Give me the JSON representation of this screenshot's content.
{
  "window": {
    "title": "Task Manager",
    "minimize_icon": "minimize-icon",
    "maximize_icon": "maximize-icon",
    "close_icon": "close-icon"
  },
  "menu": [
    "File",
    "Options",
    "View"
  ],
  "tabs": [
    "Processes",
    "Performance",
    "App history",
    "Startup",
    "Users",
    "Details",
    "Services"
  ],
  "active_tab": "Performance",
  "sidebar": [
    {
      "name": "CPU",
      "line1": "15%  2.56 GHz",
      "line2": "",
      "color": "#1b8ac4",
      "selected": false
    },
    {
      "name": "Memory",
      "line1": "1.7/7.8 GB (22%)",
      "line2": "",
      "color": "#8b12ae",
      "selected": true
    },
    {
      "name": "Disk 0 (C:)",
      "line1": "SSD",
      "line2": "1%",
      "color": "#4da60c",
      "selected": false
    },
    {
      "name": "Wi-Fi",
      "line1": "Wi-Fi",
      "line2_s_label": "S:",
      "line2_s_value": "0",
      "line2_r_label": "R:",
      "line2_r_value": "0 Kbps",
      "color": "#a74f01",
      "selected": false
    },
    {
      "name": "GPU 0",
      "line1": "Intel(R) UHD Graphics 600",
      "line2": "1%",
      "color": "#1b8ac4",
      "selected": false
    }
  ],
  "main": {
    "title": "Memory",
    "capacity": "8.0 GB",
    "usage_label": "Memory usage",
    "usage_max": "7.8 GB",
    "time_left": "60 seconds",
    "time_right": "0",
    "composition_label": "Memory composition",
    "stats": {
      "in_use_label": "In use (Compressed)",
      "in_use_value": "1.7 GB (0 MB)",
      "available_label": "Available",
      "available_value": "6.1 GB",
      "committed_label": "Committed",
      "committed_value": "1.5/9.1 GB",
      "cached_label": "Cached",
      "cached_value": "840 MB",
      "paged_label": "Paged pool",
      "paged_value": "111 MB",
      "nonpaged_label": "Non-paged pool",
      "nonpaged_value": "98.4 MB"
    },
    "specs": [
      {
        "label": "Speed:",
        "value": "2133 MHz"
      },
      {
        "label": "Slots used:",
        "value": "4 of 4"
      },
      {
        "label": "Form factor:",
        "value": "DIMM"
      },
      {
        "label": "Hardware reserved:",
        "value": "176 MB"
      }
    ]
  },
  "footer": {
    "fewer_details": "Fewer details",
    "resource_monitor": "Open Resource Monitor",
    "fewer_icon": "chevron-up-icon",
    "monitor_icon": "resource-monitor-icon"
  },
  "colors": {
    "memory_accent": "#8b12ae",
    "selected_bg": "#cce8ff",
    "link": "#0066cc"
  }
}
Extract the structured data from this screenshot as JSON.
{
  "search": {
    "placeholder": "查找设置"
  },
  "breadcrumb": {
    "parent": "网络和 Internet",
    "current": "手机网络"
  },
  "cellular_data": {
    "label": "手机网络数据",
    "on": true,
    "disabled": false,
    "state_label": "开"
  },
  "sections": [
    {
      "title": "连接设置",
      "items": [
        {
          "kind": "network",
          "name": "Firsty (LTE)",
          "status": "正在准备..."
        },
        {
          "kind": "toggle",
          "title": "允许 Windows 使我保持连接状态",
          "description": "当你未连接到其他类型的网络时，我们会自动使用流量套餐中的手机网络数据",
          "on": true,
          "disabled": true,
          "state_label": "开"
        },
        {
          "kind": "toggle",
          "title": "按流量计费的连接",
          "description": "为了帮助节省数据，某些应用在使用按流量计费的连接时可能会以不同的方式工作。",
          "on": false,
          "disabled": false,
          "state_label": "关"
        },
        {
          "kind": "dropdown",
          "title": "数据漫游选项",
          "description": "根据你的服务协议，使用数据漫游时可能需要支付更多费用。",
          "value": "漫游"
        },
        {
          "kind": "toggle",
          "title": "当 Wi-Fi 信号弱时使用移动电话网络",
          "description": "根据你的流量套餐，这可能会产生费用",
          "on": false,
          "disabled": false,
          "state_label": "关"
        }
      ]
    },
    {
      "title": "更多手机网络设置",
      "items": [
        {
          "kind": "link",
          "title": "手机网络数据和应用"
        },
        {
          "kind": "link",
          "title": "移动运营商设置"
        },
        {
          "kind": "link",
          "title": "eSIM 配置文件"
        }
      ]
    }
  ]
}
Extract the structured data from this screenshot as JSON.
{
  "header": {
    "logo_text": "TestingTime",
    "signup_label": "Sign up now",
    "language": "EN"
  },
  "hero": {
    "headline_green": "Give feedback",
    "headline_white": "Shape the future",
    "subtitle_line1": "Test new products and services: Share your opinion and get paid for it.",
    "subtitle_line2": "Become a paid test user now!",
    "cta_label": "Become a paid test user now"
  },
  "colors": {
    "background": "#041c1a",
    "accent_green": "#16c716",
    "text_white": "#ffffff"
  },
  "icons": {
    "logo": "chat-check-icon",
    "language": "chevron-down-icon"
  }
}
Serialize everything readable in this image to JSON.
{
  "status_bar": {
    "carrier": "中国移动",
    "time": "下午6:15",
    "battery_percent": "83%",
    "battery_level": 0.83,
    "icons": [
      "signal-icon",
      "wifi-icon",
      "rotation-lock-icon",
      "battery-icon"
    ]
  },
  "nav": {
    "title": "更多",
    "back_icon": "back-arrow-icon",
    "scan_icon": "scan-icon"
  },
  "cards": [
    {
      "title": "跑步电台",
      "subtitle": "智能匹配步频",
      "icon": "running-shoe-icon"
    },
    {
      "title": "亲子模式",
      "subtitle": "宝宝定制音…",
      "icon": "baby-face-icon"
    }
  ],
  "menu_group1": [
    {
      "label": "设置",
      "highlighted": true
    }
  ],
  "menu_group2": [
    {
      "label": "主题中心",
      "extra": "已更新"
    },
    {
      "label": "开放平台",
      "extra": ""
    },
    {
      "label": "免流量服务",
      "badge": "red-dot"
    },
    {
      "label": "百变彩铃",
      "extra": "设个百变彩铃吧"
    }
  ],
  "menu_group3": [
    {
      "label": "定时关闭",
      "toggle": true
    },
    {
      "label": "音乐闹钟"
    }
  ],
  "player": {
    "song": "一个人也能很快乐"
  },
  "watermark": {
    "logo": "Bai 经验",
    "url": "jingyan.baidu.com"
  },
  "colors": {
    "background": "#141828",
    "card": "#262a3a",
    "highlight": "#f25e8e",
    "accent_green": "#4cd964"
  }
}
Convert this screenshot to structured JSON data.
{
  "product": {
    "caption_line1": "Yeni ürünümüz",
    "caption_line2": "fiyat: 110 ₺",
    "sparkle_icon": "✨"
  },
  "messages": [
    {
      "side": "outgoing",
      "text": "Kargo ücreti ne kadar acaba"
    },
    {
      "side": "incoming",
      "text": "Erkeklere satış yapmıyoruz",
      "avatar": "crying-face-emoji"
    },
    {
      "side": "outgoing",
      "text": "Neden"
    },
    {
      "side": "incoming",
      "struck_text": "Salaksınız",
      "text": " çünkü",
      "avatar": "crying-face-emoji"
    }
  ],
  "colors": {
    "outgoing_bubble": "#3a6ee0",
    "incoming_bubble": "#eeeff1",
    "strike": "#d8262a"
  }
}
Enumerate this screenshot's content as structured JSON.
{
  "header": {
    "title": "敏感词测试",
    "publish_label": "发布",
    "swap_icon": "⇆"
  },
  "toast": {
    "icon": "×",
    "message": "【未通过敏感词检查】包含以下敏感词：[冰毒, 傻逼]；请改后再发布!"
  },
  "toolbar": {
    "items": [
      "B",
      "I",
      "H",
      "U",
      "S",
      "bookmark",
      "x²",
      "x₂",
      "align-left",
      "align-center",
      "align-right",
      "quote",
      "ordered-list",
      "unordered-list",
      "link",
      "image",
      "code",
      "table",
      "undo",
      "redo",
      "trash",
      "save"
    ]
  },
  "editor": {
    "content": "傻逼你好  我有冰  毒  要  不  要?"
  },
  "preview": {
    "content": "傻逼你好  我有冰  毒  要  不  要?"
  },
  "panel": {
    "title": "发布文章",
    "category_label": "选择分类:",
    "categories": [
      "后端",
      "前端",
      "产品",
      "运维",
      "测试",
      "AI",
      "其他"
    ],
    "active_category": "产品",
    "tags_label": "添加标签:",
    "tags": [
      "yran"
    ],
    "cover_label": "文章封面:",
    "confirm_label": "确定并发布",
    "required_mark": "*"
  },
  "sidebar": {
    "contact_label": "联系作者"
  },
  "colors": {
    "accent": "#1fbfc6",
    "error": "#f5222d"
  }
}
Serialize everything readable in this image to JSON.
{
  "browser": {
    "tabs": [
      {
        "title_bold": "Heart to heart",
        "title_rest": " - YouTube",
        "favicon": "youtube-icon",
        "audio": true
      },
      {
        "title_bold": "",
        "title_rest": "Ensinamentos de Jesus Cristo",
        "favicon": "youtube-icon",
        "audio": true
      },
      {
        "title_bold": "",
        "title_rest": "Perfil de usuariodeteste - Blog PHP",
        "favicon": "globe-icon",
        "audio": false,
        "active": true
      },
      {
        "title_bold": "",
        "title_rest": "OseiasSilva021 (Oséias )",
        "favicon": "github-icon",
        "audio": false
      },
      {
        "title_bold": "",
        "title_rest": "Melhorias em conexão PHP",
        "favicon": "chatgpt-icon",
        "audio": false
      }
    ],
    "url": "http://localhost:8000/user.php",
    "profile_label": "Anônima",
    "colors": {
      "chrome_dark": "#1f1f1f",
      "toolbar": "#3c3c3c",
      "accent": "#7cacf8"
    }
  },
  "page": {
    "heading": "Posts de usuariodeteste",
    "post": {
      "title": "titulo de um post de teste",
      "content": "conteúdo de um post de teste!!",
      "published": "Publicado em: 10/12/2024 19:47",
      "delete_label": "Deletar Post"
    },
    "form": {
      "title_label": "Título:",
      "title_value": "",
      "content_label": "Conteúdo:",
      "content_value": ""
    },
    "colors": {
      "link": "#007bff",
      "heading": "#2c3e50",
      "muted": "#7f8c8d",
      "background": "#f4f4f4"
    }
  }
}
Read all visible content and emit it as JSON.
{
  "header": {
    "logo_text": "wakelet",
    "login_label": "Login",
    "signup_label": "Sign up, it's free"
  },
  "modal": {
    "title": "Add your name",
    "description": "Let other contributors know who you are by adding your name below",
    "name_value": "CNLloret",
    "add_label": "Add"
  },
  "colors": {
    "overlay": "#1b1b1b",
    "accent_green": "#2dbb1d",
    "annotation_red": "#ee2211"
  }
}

- - - - - - -

§ Stated exercise: Report how many lines of the listing hold the string "background", giving only the number.

§ Worked answer: 3